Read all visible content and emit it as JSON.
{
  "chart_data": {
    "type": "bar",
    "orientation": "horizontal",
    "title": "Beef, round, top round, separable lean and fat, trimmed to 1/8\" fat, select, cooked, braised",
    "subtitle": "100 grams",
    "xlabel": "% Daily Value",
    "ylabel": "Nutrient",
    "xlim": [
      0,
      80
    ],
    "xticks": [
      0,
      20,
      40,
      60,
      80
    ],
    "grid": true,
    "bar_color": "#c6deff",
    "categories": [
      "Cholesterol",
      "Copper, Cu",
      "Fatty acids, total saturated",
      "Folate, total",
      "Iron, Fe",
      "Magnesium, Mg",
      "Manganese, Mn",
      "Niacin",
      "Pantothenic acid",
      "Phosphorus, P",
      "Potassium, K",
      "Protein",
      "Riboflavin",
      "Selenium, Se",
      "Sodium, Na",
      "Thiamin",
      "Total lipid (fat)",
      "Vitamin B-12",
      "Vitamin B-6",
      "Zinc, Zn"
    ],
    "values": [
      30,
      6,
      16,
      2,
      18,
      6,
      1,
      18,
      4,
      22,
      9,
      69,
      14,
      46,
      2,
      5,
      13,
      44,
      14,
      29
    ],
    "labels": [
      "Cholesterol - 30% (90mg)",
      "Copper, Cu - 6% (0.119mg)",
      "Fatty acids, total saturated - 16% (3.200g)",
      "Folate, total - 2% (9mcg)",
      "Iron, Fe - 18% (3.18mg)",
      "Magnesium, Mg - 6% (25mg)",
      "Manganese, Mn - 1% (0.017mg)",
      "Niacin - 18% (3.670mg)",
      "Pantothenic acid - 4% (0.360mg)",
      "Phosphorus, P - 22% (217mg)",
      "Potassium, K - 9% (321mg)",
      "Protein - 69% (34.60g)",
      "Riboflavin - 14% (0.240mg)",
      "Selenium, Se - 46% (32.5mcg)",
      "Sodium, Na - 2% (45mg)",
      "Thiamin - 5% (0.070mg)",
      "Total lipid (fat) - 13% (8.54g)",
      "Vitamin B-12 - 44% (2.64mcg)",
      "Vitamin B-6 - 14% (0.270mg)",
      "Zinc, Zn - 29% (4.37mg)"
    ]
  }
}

## Description of the task:
Copy all lines from the entries that contain the word "lipid".

## Answer area:
      "Total lipid (fat)",
      "Total lipid (fat) - 13% (8.54g)",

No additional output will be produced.